What is required:
Count how many lines of the entries below contain the string "separator". Give only the number.

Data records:

──────────

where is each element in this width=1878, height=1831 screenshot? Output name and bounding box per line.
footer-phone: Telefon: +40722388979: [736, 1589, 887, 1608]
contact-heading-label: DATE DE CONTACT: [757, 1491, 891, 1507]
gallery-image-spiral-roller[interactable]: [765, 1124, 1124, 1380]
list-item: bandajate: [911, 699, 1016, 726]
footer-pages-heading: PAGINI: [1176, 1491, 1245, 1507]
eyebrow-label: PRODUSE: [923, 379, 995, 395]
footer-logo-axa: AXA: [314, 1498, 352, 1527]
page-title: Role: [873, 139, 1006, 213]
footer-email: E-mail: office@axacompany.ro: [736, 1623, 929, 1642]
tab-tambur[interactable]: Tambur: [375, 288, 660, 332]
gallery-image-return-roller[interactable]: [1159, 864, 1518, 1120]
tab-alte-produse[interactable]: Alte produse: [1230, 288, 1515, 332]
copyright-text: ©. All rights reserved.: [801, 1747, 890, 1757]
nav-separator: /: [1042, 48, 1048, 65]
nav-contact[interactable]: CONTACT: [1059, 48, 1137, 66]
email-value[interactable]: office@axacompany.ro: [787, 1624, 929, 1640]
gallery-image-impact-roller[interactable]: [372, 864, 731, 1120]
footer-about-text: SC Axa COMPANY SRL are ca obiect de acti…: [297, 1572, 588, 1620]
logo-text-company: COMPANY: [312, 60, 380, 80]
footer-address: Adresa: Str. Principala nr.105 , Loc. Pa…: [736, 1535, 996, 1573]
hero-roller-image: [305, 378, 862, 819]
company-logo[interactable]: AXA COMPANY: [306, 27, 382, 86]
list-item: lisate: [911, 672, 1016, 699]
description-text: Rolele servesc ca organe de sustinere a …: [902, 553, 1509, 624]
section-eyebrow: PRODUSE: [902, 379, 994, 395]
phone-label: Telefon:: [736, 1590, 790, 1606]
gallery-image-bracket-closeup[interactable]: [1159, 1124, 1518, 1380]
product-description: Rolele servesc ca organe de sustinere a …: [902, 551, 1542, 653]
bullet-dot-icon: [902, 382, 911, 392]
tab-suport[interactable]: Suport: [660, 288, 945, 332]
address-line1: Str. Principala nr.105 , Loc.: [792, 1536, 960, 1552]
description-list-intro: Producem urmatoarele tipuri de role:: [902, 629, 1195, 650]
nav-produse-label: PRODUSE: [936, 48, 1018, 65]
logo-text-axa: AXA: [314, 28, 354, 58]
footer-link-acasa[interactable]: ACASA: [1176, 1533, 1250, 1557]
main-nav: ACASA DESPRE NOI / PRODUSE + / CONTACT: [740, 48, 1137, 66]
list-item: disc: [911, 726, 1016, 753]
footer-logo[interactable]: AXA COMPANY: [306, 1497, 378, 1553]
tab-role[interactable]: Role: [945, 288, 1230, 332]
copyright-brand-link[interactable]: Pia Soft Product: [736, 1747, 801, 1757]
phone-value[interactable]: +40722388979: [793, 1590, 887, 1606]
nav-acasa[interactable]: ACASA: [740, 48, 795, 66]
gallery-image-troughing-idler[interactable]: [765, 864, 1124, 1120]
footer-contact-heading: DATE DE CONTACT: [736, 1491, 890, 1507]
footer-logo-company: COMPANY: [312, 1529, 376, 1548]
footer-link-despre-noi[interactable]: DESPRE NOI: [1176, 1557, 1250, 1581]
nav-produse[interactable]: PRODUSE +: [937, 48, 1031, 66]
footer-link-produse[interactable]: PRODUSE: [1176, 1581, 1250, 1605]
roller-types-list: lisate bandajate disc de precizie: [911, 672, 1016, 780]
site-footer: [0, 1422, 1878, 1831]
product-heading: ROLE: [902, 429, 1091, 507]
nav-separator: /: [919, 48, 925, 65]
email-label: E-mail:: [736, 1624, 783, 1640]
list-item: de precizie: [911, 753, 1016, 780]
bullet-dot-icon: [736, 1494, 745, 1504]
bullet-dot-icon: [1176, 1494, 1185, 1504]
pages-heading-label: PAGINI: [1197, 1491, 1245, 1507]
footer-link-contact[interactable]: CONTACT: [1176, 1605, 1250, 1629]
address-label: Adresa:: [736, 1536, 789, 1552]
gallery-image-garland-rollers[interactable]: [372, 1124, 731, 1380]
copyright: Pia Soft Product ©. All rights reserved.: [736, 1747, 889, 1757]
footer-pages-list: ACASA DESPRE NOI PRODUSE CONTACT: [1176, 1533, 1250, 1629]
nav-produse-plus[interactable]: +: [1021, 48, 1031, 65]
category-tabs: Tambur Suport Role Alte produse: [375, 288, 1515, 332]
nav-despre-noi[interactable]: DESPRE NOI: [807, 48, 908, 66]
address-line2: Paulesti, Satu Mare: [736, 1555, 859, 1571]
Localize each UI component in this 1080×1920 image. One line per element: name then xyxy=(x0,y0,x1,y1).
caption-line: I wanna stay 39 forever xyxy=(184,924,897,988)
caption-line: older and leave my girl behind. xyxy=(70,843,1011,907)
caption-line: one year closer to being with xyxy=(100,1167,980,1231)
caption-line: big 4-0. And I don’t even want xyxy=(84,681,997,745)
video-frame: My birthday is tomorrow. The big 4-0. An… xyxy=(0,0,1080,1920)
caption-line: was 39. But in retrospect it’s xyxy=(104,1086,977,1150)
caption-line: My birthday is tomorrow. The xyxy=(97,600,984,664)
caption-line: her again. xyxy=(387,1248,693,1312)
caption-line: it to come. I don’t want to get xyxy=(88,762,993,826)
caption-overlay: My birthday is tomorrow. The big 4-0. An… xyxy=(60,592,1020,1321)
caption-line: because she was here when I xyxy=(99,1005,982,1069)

──────────

Solution to the exercise:
2